Records provided:
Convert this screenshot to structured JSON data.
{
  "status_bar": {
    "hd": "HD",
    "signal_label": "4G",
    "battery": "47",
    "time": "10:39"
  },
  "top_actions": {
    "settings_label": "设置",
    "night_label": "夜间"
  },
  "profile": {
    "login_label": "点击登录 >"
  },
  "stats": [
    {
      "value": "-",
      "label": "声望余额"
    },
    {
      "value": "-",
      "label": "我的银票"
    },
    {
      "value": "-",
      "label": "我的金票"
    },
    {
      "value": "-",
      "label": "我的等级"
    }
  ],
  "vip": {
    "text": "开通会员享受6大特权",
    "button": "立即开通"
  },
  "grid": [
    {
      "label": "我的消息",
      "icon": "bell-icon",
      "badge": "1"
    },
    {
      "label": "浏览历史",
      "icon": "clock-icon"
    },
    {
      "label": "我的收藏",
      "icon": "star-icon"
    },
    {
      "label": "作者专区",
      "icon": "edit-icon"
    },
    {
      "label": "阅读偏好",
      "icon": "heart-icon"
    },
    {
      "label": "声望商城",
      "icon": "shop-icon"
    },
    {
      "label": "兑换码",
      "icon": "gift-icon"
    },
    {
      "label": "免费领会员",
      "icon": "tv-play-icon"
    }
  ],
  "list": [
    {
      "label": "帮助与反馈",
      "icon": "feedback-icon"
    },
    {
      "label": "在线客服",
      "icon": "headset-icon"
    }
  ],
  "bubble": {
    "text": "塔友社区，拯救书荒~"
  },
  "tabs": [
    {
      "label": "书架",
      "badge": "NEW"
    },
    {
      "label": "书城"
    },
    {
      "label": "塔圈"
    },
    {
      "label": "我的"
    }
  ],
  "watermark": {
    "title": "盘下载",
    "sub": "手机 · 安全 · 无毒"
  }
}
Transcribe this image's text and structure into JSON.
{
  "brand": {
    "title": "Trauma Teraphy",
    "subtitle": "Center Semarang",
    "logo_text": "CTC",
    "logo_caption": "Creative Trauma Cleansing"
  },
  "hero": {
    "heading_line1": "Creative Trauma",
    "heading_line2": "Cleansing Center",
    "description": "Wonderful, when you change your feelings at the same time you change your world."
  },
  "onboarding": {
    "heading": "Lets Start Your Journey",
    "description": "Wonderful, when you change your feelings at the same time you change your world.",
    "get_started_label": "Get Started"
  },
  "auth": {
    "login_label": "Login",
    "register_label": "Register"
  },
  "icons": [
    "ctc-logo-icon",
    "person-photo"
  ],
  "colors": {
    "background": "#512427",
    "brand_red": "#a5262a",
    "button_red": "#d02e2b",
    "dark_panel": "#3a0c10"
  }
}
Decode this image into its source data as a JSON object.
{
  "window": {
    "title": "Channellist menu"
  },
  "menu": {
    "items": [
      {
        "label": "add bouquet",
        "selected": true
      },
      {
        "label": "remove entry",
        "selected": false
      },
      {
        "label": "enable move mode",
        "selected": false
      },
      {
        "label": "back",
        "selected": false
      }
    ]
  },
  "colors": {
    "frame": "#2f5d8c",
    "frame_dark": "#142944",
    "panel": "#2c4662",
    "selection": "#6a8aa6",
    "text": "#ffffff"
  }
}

Given task: Reproduce the entire listing word for word.

Result:
Convert this screenshot to structured JSON data.
{
  "status_bar": {
    "hd": "HD",
    "signal_label": "4G",
    "battery": "47",
    "time": "10:39"
  },
  "top_actions": {
    "settings_label": "设置",
    "night_label": "夜间"
  },
  "profile": {
    "login_label": "点击登录 >"
  },
  "stats": [
    {
      "value": "-",
      "label": "声望余额"
    },
    {
      "value": "-",
      "label": "我的银票"
    },
    {
      "value": "-",
      "label": "我的金票"
    },
    {
      "value": "-",
      "label": "我的等级"
    }
  ],
  "vip": {
    "text": "开通会员享受6大特权",
    "button": "立即开通"
  },
  "grid": [
    {
      "label": "我的消息",
      "icon": "bell-icon",
      "badge": "1"
    },
    {
      "label": "浏览历史",
      "icon": "clock-icon"
    },
    {
      "label": "我的收藏",
      "icon": "star-icon"
    },
    {
      "label": "作者专区",
      "icon": "edit-icon"
    },
    {
      "label": "阅读偏好",
      "icon": "heart-icon"
    },
    {
      "label": "声望商城",
      "icon": "shop-icon"
    },
    {
      "label": "兑换码",
      "icon": "gift-icon"
    },
    {
      "label": "免费领会员",
      "icon": "tv-play-icon"
    }
  ],
  "list": [
    {
      "label": "帮助与反馈",
      "icon": "feedback-icon"
    },
    {
      "label": "在线客服",
      "icon": "headset-icon"
    }
  ],
  "bubble": {
    "text": "塔友社区，拯救书荒~"
  },
  "tabs": [
    {
      "label": "书架",
      "badge": "NEW"
    },
    {
      "label": "书城"
    },
    {
      "label": "塔圈"
    },
    {
      "label": "我的"
    }
  ],
  "watermark": {
    "title": "盘下载",
    "sub": "手机 · 安全 · 无毒"
  }
}
Transcribe this image's text and structure into JSON.
{
  "brand": {
    "title": "Trauma Teraphy",
    "subtitle": "Center Semarang",
    "logo_text": "CTC",
    "logo_caption": "Creative Trauma Cleansing"
  },
  "hero": {
    "heading_line1": "Creative Trauma",
    "heading_line2": "Cleansing Center",
    "description": "Wonderful, when you change your feelings at the same time you change your world."
  },
  "onboarding": {
    "heading": "Lets Start Your Journey",
    "description": "Wonderful, when you change your feelings at the same time you change your world.",
    "get_started_label": "Get Started"
  },
  "auth": {
    "login_label": "Login",
    "register_label": "Register"
  },
  "icons": [
    "ctc-logo-icon",
    "person-photo"
  ],
  "colors": {
    "background": "#512427",
    "brand_red": "#a5262a",
    "button_red": "#d02e2b",
    "dark_panel": "#3a0c10"
  }
}
Decode this image into its source data as a JSON object.
{
  "window": {
    "title": "Channellist menu"
  },
  "menu": {
    "items": [
      {
        "label": "add bouquet",
        "selected": true
      },
      {
        "label": "remove entry",
        "selected": false
      },
      {
        "label": "enable move mode",
        "selected": false
      },
      {
        "label": "back",
        "selected": false
      }
    ]
  },
  "colors": {
    "frame": "#2f5d8c",
    "frame_dark": "#142944",
    "panel": "#2c4662",
    "selection": "#6a8aa6",
    "text": "#ffffff"
  }
}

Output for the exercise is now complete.